**TASK DESCRIPTION**
In the entries below, find each line with the word "mTOR" and return it.
##### RECORDS TO PROCESS #####
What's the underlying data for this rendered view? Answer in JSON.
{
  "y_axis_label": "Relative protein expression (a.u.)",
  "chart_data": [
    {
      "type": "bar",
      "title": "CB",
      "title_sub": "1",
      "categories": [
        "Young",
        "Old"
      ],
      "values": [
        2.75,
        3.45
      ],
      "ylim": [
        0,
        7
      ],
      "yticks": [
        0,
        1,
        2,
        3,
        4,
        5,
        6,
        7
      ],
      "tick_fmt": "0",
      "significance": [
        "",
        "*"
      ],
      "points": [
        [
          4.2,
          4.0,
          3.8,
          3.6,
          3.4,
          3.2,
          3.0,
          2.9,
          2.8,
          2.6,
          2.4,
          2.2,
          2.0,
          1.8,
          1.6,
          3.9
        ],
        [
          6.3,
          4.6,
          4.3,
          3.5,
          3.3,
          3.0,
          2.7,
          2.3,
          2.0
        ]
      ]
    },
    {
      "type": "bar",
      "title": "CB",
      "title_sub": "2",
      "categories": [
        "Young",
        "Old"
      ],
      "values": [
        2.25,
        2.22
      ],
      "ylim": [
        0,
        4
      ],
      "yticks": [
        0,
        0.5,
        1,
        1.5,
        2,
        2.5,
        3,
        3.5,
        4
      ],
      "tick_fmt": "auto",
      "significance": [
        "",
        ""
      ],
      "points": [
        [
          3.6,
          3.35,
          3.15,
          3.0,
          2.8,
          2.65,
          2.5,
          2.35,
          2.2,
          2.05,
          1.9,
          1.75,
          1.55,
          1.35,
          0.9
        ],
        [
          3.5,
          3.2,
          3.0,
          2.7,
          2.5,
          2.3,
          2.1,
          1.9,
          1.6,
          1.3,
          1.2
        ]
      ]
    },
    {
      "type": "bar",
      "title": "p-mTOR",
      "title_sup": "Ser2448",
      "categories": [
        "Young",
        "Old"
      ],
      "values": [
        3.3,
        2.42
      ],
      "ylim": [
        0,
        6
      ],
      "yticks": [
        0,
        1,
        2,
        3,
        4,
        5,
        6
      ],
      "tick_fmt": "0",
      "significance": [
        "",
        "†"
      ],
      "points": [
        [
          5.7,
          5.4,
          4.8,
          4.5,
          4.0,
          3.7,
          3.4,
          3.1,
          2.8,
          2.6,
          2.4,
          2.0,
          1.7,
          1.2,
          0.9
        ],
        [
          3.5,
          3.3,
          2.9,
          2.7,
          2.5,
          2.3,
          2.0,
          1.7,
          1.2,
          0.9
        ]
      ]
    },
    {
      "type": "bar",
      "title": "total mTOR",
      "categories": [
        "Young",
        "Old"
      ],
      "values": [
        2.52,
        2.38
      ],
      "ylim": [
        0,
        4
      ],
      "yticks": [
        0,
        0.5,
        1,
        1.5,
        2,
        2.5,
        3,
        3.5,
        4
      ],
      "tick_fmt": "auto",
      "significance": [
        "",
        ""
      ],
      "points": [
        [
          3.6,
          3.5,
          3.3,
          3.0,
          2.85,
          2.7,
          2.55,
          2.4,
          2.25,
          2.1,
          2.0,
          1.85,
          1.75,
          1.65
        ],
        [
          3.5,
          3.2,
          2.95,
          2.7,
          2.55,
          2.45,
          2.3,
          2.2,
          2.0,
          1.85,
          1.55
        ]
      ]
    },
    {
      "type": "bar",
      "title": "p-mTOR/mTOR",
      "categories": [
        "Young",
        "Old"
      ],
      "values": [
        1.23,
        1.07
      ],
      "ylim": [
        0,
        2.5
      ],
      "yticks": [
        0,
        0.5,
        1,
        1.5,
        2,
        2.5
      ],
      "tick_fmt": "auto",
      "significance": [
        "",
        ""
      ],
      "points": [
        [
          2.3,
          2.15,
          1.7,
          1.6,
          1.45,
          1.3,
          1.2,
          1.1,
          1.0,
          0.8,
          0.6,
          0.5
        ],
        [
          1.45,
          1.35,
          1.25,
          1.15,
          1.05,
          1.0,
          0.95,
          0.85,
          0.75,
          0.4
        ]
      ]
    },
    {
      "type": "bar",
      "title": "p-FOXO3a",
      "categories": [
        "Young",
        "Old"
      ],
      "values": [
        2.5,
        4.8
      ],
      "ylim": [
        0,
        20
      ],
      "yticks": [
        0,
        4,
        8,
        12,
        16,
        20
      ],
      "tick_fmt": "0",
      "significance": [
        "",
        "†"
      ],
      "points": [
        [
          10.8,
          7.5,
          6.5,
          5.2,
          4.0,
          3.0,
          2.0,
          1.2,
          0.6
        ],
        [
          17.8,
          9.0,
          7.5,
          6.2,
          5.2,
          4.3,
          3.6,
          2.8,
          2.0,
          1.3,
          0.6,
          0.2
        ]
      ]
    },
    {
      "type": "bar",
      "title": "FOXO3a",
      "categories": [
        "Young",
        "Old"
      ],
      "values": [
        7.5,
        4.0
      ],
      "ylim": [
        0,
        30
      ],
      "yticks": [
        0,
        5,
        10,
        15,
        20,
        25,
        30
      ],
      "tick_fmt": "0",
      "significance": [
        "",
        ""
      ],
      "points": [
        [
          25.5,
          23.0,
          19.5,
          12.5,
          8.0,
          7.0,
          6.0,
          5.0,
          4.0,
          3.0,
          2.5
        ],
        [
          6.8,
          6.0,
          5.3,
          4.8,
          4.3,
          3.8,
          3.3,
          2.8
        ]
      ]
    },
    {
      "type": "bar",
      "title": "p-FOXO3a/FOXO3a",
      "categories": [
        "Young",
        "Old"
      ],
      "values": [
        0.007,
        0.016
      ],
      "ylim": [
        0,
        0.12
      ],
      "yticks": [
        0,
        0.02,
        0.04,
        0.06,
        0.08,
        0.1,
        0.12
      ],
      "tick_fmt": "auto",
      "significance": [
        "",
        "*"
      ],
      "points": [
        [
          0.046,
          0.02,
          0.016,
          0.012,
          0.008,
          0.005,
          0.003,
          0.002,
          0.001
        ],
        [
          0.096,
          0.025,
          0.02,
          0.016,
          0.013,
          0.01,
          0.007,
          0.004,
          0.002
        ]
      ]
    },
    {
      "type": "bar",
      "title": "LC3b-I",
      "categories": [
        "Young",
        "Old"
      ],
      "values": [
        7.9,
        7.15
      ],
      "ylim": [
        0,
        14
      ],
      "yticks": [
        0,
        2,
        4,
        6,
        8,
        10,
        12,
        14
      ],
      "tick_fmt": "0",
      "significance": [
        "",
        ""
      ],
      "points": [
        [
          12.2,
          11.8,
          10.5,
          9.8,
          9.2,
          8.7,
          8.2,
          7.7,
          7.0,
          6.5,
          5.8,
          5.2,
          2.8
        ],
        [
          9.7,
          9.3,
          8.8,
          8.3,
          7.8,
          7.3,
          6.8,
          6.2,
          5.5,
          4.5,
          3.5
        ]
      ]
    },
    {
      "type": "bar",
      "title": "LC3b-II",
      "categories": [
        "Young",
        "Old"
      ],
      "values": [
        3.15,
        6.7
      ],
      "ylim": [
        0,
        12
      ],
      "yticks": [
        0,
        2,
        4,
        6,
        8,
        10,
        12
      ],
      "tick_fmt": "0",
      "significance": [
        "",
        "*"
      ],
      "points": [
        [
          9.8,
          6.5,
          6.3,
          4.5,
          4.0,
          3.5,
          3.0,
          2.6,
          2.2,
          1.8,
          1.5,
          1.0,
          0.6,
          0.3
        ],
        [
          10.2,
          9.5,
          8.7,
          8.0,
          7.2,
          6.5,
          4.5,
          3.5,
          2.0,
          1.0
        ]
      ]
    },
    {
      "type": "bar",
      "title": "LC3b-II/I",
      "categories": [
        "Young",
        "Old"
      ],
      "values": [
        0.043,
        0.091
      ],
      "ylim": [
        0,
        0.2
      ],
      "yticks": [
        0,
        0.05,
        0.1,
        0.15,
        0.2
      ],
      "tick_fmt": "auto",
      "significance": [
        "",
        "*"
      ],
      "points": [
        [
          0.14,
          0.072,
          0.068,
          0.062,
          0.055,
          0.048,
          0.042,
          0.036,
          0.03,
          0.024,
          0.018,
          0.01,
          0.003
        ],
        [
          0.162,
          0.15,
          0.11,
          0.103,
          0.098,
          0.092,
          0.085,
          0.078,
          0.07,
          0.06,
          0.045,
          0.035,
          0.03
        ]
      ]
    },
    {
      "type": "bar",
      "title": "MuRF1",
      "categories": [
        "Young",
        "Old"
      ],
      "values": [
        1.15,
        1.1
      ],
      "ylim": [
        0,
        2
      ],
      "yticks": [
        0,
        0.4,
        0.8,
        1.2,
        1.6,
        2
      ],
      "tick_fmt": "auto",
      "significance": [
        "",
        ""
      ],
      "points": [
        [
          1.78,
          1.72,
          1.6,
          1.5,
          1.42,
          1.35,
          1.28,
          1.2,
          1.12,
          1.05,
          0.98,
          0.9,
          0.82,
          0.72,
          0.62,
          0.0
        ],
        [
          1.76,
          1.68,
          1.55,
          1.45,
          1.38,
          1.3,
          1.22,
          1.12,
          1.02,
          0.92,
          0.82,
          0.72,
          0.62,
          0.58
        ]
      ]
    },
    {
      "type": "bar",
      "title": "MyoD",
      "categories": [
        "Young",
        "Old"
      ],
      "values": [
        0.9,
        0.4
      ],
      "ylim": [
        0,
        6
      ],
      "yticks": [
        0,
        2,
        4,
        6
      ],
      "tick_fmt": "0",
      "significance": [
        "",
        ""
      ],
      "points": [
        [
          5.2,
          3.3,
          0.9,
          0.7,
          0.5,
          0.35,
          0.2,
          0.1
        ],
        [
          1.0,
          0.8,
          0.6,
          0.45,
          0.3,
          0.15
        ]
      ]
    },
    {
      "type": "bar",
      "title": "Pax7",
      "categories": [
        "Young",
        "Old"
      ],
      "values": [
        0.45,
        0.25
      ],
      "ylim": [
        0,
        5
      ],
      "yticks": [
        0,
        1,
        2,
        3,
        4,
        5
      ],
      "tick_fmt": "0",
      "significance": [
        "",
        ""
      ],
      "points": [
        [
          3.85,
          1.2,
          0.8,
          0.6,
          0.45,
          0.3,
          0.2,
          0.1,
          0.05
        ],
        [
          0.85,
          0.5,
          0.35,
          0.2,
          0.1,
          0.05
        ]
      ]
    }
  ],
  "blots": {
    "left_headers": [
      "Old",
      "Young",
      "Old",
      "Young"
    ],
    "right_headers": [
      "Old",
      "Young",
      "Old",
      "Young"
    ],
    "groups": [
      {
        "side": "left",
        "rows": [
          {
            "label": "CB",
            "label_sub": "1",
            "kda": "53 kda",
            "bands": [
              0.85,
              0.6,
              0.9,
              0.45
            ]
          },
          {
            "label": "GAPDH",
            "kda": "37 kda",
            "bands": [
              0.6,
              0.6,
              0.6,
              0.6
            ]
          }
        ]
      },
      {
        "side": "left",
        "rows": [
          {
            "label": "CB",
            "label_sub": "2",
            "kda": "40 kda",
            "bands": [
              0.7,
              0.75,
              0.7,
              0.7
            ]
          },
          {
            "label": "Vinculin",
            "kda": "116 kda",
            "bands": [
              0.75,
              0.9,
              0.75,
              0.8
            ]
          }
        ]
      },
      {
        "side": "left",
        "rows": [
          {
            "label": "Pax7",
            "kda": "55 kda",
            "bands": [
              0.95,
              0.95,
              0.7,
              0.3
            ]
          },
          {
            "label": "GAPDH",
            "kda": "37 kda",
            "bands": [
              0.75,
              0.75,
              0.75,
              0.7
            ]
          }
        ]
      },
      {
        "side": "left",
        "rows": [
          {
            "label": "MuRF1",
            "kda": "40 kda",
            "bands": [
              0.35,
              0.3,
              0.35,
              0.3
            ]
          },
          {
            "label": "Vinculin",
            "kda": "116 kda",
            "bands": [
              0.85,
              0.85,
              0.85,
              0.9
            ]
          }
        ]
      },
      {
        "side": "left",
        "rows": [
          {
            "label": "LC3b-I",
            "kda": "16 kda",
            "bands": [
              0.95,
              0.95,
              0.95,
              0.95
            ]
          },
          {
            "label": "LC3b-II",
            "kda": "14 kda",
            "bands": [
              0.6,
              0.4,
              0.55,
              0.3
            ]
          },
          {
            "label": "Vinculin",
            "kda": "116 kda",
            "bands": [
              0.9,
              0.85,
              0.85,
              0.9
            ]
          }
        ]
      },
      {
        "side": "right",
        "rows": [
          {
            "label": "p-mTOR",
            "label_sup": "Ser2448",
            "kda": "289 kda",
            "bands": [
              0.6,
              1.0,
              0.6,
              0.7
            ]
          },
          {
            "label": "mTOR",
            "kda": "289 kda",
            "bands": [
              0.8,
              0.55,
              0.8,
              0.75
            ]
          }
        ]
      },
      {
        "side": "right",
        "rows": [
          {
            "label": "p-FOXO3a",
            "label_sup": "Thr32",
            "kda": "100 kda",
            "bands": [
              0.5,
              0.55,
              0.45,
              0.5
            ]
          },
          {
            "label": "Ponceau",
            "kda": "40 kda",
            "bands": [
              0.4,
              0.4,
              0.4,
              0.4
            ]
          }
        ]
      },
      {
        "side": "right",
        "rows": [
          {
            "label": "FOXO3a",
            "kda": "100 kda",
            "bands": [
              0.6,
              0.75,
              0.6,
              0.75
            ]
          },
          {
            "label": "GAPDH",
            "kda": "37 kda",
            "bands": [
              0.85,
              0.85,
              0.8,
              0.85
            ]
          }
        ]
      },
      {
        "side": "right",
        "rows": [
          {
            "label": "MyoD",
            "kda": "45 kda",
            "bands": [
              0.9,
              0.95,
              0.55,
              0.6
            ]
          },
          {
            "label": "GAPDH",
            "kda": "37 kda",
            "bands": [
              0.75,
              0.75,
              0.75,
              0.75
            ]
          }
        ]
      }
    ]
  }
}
#####
**RESPONSE FOR THIS EXERCISE**
      "title": "p-mTOR",
      "title": "total mTOR",
      "title": "p-mTOR/mTOR",
            "label": "p-mTOR",
            "label": "mTOR",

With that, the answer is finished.